_Problem to solve:_
How many lines of these entries hold the string "color"? Answer with the number alone.

[Extracts from a graphics dataset]
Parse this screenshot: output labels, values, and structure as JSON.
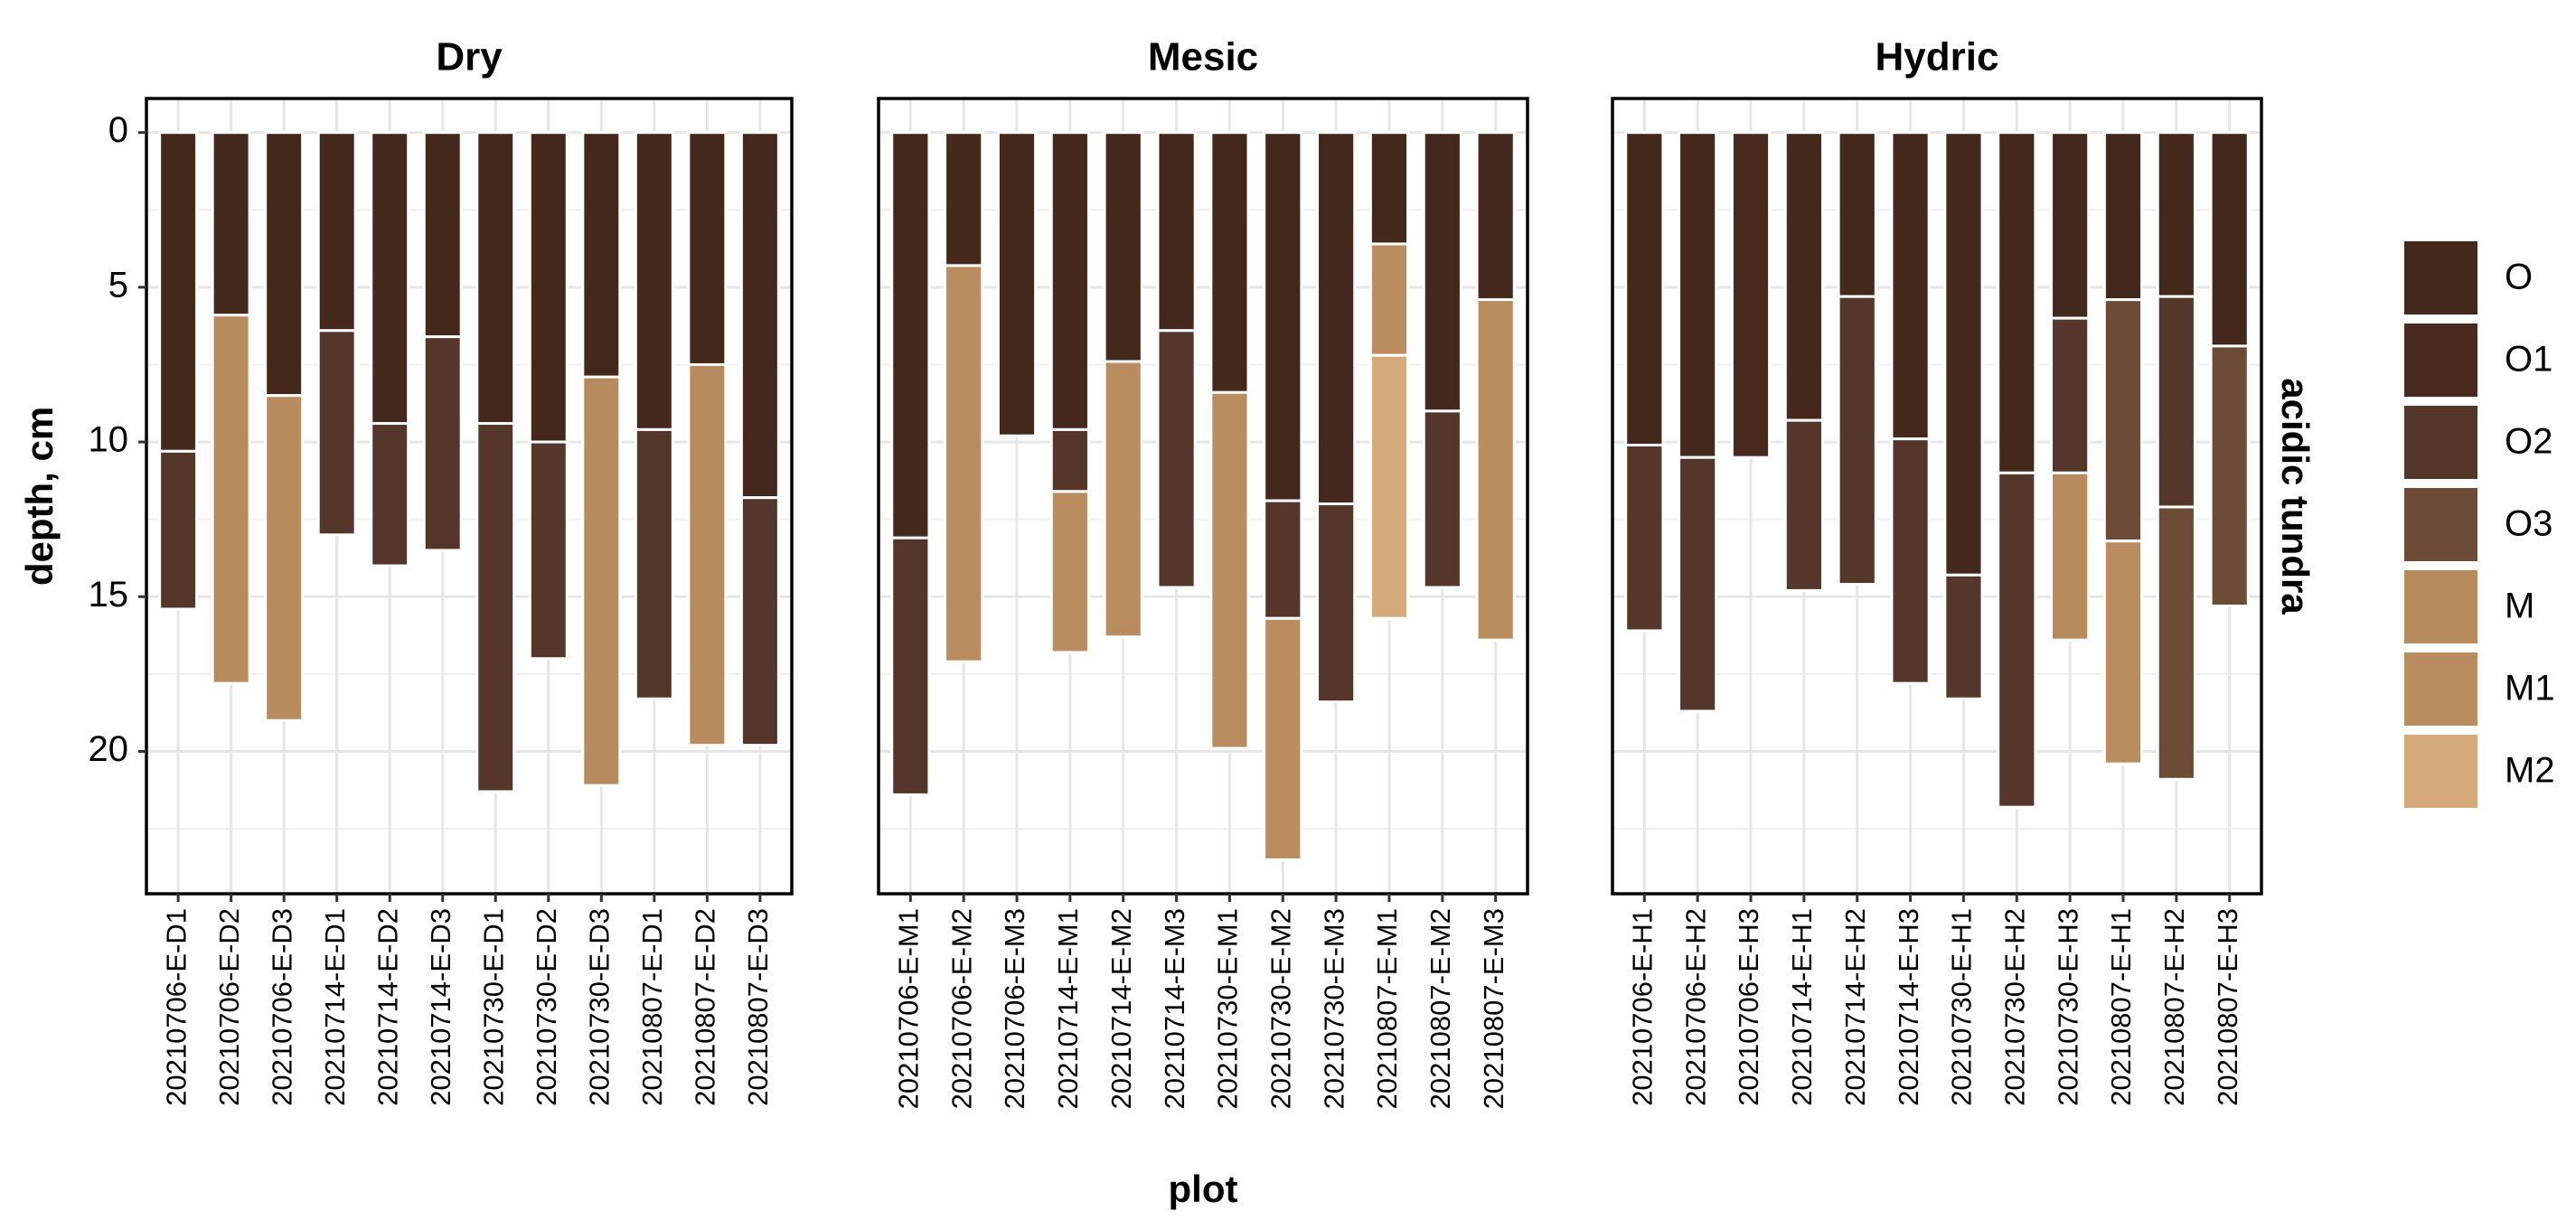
{
  "chart_data": {
    "type": "stacked-bar",
    "y_label": "depth, cm",
    "x_label": "plot",
    "strip_label": "acidic tundra",
    "ylim": [
      -1.1,
      24.6
    ],
    "y_reversed": true,
    "yticks": [
      0,
      5,
      10,
      15,
      20
    ],
    "minor_yticks": [
      2.5,
      7.5,
      12.5,
      17.5,
      22.5
    ],
    "grid": true,
    "legend": "right",
    "panels": [
      {
        "title": "Dry",
        "categories": [
          "20210706-E-D1",
          "20210706-E-D2",
          "20210706-E-D3",
          "20210714-E-D1",
          "20210714-E-D2",
          "20210714-E-D3",
          "20210730-E-D1",
          "20210730-E-D2",
          "20210730-E-D3",
          "20210807-E-D1",
          "20210807-E-D2",
          "20210807-E-D3"
        ]
      },
      {
        "title": "Mesic",
        "categories": [
          "20210706-E-M1",
          "20210706-E-M2",
          "20210706-E-M3",
          "20210714-E-M1",
          "20210714-E-M2",
          "20210714-E-M3",
          "20210730-E-M1",
          "20210730-E-M2",
          "20210730-E-M3",
          "20210807-E-M1",
          "20210807-E-M2",
          "20210807-E-M3"
        ]
      },
      {
        "title": "Hydric",
        "categories": [
          "20210706-E-H1",
          "20210706-E-H2",
          "20210706-E-H3",
          "20210714-E-H1",
          "20210714-E-H2",
          "20210714-E-H3",
          "20210730-E-H1",
          "20210730-E-H2",
          "20210730-E-H3",
          "20210807-E-H1",
          "20210807-E-H2",
          "20210807-E-H3"
        ]
      }
    ],
    "series": [
      {
        "name": "O",
        "color": "#45281c",
        "values": [
          [
            10.3,
            5.9,
            8.5,
            6.4,
            9.4,
            6.6,
            9.4,
            10.0,
            7.9,
            9.6,
            7.5,
            11.8
          ],
          [
            13.1,
            4.3,
            9.8,
            9.6,
            7.4,
            6.4,
            8.4,
            11.9,
            12.0,
            3.6,
            9.0,
            5.4
          ],
          [
            10.1,
            10.5,
            null,
            9.3,
            5.3,
            9.9,
            14.3,
            11.0,
            6.0,
            5.4,
            5.3,
            6.9
          ]
        ]
      },
      {
        "name": "O1",
        "color": "#48291e",
        "values": [
          [
            null,
            null,
            null,
            null,
            null,
            null,
            null,
            null,
            null,
            null,
            null,
            null
          ],
          [
            null,
            null,
            null,
            null,
            null,
            null,
            null,
            null,
            null,
            null,
            null,
            null
          ],
          [
            null,
            null,
            10.5,
            null,
            null,
            null,
            null,
            null,
            null,
            null,
            null,
            null
          ]
        ]
      },
      {
        "name": "O2",
        "color": "#54372a",
        "values": [
          [
            5.1,
            null,
            null,
            6.6,
            4.6,
            6.9,
            11.9,
            7.0,
            null,
            8.7,
            null,
            8.0
          ],
          [
            8.3,
            null,
            null,
            2.0,
            null,
            8.3,
            null,
            3.8,
            6.4,
            null,
            5.7,
            null
          ],
          [
            6.0,
            8.2,
            null,
            5.5,
            9.3,
            7.9,
            4.0,
            10.8,
            5.0,
            null,
            6.8,
            null
          ]
        ]
      },
      {
        "name": "O3",
        "color": "#6c4c37",
        "values": [
          [
            null,
            null,
            null,
            null,
            null,
            null,
            null,
            null,
            null,
            null,
            null,
            null
          ],
          [
            null,
            null,
            null,
            null,
            null,
            null,
            null,
            null,
            null,
            null,
            null,
            null
          ],
          [
            null,
            null,
            null,
            null,
            null,
            null,
            null,
            null,
            null,
            7.8,
            8.8,
            8.4
          ]
        ]
      },
      {
        "name": "M",
        "color": "#b78b5e",
        "values": [
          [
            null,
            11.9,
            10.5,
            null,
            null,
            null,
            null,
            null,
            13.2,
            null,
            12.3,
            null
          ],
          [
            null,
            null,
            null,
            null,
            null,
            null,
            null,
            null,
            null,
            null,
            null,
            null
          ],
          [
            null,
            null,
            null,
            null,
            null,
            null,
            null,
            null,
            5.4,
            null,
            null,
            null
          ]
        ]
      },
      {
        "name": "M1",
        "color": "#b98d60",
        "values": [
          [
            null,
            null,
            null,
            null,
            null,
            null,
            null,
            null,
            null,
            null,
            null,
            null
          ],
          [
            null,
            12.8,
            null,
            5.2,
            8.9,
            null,
            11.5,
            7.8,
            null,
            3.6,
            null,
            11.0
          ],
          [
            null,
            null,
            null,
            null,
            null,
            null,
            null,
            null,
            null,
            7.2,
            null,
            null
          ]
        ]
      },
      {
        "name": "M2",
        "color": "#d5aa7b",
        "values": [
          [
            null,
            null,
            null,
            null,
            null,
            null,
            null,
            null,
            null,
            null,
            null,
            null
          ],
          [
            null,
            null,
            null,
            null,
            null,
            null,
            null,
            null,
            null,
            8.5,
            null,
            null
          ],
          [
            null,
            null,
            null,
            null,
            null,
            null,
            null,
            null,
            null,
            null,
            null,
            null
          ]
        ]
      }
    ]
  }
}
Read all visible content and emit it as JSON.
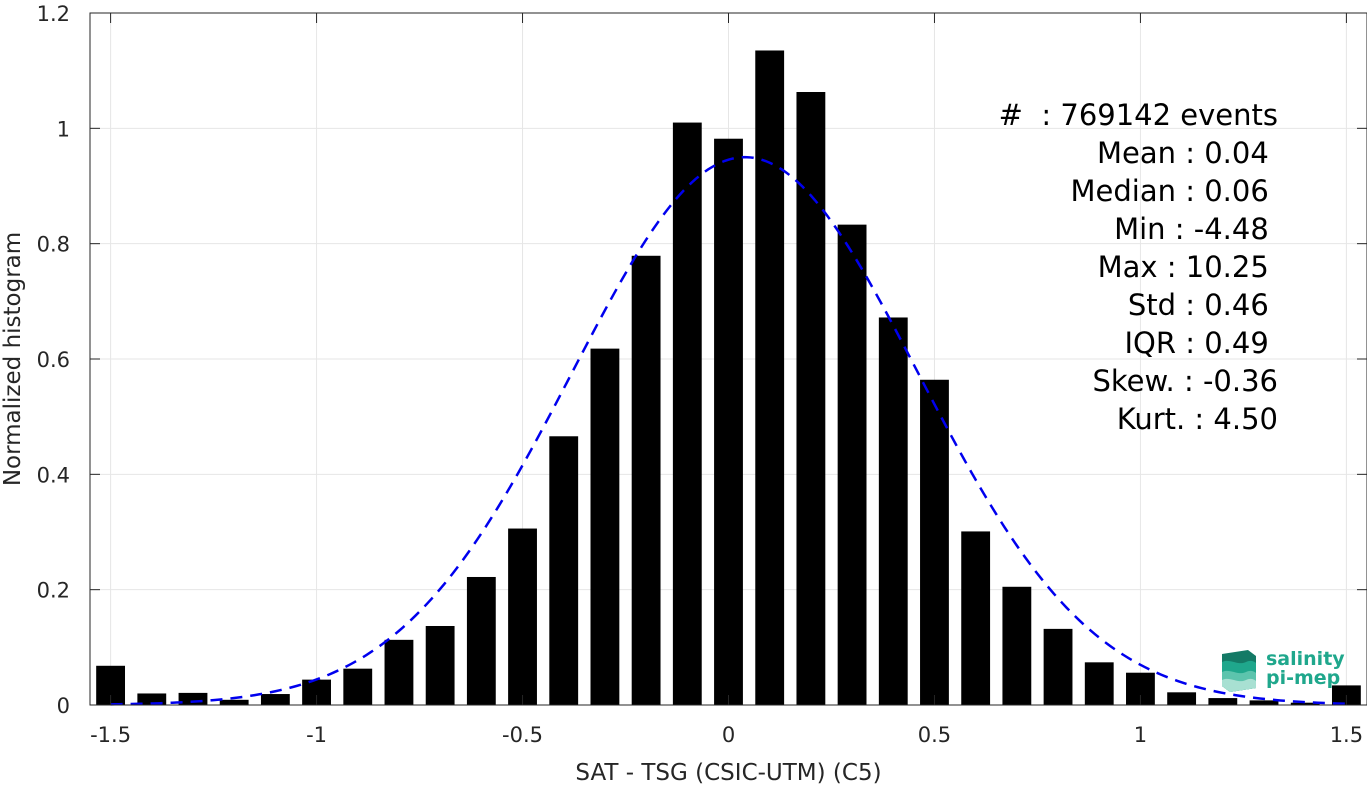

_Result of the exercise:_
7